◆ **Stored records**:
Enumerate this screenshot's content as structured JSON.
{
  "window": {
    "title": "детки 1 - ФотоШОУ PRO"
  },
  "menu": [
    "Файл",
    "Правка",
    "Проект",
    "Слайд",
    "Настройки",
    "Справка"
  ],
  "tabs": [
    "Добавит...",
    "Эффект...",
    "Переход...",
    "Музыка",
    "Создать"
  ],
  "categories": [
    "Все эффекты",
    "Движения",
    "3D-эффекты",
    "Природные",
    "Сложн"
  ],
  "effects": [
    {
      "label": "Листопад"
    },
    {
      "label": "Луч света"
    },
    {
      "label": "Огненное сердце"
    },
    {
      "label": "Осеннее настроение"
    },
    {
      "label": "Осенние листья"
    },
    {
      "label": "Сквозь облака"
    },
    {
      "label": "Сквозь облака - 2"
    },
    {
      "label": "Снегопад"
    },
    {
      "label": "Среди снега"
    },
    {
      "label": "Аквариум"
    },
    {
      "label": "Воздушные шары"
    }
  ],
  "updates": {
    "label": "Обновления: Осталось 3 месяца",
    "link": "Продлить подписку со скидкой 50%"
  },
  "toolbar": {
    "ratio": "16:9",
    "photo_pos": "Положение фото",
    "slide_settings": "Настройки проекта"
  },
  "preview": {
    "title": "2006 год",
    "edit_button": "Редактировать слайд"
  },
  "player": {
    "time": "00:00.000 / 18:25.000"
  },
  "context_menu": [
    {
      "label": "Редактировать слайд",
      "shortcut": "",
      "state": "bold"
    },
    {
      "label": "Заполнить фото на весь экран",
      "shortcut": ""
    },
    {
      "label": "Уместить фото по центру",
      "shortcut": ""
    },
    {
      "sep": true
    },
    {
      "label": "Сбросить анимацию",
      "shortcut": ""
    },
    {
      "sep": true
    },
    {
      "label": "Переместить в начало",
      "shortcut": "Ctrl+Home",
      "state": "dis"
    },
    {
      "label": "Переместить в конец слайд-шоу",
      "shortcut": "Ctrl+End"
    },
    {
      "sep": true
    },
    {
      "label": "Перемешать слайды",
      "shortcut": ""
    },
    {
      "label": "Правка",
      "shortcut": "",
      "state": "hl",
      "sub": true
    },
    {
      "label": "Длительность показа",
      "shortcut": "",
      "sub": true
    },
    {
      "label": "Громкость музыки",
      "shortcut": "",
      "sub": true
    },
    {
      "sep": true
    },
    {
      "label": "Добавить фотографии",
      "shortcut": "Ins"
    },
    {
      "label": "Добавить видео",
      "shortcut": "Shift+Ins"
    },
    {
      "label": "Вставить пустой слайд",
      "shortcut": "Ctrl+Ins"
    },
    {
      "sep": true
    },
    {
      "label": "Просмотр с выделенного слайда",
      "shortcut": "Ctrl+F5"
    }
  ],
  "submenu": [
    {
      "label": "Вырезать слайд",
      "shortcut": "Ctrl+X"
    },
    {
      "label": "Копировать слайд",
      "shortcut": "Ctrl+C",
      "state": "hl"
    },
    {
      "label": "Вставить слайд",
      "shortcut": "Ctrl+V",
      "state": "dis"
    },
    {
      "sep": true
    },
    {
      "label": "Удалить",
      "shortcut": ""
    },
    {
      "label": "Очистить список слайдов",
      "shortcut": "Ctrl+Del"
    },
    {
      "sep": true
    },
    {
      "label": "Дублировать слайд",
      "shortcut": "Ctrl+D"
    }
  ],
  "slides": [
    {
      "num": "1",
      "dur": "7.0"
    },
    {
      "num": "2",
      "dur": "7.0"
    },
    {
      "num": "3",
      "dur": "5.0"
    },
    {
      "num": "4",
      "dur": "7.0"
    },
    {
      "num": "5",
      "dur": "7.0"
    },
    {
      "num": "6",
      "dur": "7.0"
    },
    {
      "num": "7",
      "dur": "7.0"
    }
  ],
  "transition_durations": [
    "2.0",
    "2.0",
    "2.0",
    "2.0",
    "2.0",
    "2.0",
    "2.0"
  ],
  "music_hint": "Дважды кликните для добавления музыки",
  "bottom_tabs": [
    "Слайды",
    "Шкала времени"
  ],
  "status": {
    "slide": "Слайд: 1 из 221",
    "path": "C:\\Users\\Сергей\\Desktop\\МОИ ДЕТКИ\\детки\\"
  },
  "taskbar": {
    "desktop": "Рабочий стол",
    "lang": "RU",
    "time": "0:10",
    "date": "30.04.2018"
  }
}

◆ **What is expected**:
From the listing, tally every line with the word "Ctrl" in it and give only the tally.

◆ **The result**:
9